EXERCISE GOAL: Print every entry exactly as written.
---- RAW RECORDS
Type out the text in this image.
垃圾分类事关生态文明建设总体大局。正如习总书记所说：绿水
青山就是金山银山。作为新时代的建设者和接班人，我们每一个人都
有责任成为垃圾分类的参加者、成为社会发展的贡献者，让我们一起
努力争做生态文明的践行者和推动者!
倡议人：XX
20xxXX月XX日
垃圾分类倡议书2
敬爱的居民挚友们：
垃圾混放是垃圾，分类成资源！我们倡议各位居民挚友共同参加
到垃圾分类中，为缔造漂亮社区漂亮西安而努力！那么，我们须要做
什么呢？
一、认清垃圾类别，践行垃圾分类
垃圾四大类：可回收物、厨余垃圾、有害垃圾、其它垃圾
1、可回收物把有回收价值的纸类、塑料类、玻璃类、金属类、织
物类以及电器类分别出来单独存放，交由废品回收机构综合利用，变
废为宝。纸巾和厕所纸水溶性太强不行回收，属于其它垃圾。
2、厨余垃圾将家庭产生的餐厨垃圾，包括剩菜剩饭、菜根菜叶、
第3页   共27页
--------
RESULT FOR THIS EXERCISE:
Type out the text in this image.
垃圾分类事关生态文明建设总体大局。正如习总书记所说：绿水
青山就是金山银山。作为新时代的建设者和接班人，我们每一个人都
有责任成为垃圾分类的参加者、成为社会发展的贡献者，让我们一起
努力争做生态文明的践行者和推动者!
倡议人：XX
20xxXX月XX日
垃圾分类倡议书2
敬爱的居民挚友们：
垃圾混放是垃圾，分类成资源！我们倡议各位居民挚友共同参加
到垃圾分类中，为缔造漂亮社区漂亮西安而努力！那么，我们须要做
什么呢？
一、认清垃圾类别，践行垃圾分类
垃圾四大类：可回收物、厨余垃圾、有害垃圾、其它垃圾
1、可回收物把有回收价值的纸类、塑料类、玻璃类、金属类、织
物类以及电器类分别出来单独存放，交由废品回收机构综合利用，变
废为宝。纸巾和厕所纸水溶性太强不行回收，属于其它垃圾。
2、厨余垃圾将家庭产生的餐厨垃圾，包括剩菜剩饭、菜根菜叶、
第3页   共27页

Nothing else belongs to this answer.